__WHAT YOU NEED TO DO__
Answer the three questions below using the comment thread on reading that follows, numbering your answers to match.
1. Which two offices did Bullock spend a day sitting in?
2. Which George Orwell book appears in the list posted by Rise Up?
3. According to Golden Oxen, what has drawn this commenter away from books?

I do not understand how folks can go through the world not reading. Perhaps it is as simple as lack of intellect – over a quarter of the population have IQs below 85, and so immediately you have a large portion of the population that are almost incapable of reading anything, much less a book.

Bullock
Bullock
January 12, 2015 6:03 pm

I had to spend a day, first sitting in the IRS office then the DMV. I was the only person in the IRS office reading a book and one other person at the DMV was and she sat next to me. Both places were very busy with long waits. They either played on their phones or made grumbling noises and had stupid conversations with each other.

I am always buying books and usually have two that I am reading. My wife does the same and it’s always nice and quiet around our house.

Rise Up
Rise Up
January 12, 2015 9:14 pm

In the last 12 months…
The Pulse
The Fridgularity
Eaters of the Dead (Michael Crichton)
Timeline (Crichton)
Sword of Allah
The Harbinger
Brave New World
Getting Out-Guide to Leaving America
Handgun Training
Windup Girl
Fallen Angels (Claire Prophet)
Homage to Catalonia (George Orwell)
Other Worlds (Quantum Physics)
Dreams, Evolution, and Value Fulfillment
The Operators (Michael Hastings)
How to Retire Happy, Wild, and Free
Survivors (James Wesley Rawles)
Lights Out (David Crawford)

Probably a couple more…

Golden Oxen
Golden Oxen
January 12, 2015 9:28 pm

I was quite a reader in my younger days, unfortunately the computer and internet has taken me far away from my beloved books.

Don’t know how it happened really, but the time I spend on the internet is just unbelievable; read a lot of stuff on it, but it’s not the same as a good Thomas Hardy novel, or book of Hemingway short stories, no where near it.

__MATERIAL SUPPLIED__

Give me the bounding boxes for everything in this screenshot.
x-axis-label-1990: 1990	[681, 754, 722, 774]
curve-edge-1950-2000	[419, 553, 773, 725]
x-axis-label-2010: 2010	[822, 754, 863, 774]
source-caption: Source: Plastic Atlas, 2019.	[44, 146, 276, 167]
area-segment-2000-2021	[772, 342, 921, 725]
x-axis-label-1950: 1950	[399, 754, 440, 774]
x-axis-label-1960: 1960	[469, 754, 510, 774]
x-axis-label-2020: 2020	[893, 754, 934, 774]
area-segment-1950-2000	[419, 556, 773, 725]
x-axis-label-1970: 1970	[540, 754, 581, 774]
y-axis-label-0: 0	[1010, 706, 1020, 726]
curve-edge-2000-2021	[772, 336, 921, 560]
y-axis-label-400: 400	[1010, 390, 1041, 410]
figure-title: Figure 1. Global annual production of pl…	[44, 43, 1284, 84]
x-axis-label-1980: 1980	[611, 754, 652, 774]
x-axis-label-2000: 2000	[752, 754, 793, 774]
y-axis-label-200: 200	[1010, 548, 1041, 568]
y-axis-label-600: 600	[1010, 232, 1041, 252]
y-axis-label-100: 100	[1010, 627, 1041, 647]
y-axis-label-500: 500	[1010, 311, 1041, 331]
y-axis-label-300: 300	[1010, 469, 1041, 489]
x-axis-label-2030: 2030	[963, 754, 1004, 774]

__RESULT OF THE TASK__
1. The IRS office and the DMV.
2. Homage to Catalonia.
3. The computer and the internet.